*Task goal*
Below are records to repeat exactly. Omit the pictures from the copy.

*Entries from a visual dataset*
§ §

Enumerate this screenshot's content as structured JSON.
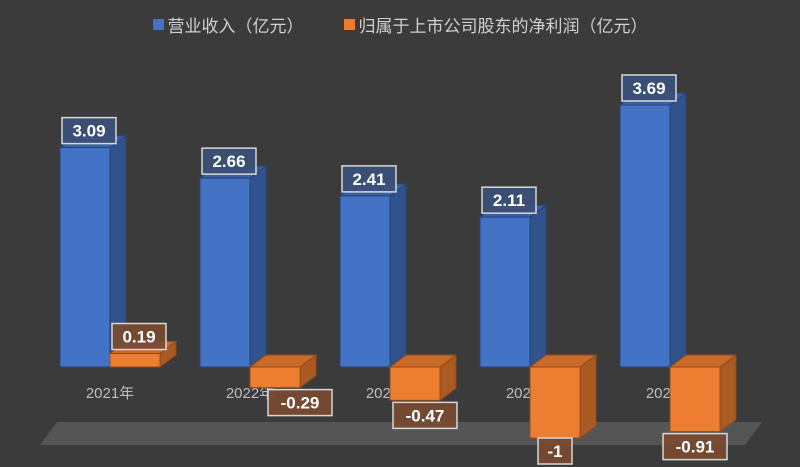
{
  "chart_data": {
    "type": "bar",
    "style": "3d-clustered-column",
    "categories": [
      "2021年",
      "2022年",
      "2023年",
      "2024年",
      "2025年"
    ],
    "series": [
      {
        "name": "营业收入（亿元）",
        "color": "#4472c4",
        "values": [
          3.09,
          2.66,
          2.41,
          2.11,
          3.69
        ]
      },
      {
        "name": "归属于上市公司股东的净利润（亿元）",
        "color": "#ed7d31",
        "values": [
          0.19,
          -0.29,
          -0.47,
          -1,
          -0.91
        ]
      }
    ],
    "data_labels": [
      [
        "3.09",
        "2.66",
        "2.41",
        "2.11",
        "3.69"
      ],
      [
        "0.19",
        "-0.29",
        "-0.47",
        "-1",
        "-0.91"
      ]
    ],
    "legend_position": "top",
    "grid": false,
    "background": "#3b3b3b"
  }
}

§ §

*Solution below*
Enumerate this screenshot's content as structured JSON.
{
  "chart_data": {
    "type": "bar",
    "style": "3d-clustered-column",
    "categories": [
      "2021年",
      "2022年",
      "2023年",
      "2024年",
      "2025年"
    ],
    "series": [
      {
        "name": "营业收入（亿元）",
        "color": "#4472c4",
        "values": [
          3.09,
          2.66,
          2.41,
          2.11,
          3.69
        ]
      },
      {
        "name": "归属于上市公司股东的净利润（亿元）",
        "color": "#ed7d31",
        "values": [
          0.19,
          -0.29,
          -0.47,
          -1,
          -0.91
        ]
      }
    ],
    "data_labels": [
      [
        "3.09",
        "2.66",
        "2.41",
        "2.11",
        "3.69"
      ],
      [
        "0.19",
        "-0.29",
        "-0.47",
        "-1",
        "-0.91"
      ]
    ],
    "legend_position": "top",
    "grid": false,
    "background": "#3b3b3b"
  }
}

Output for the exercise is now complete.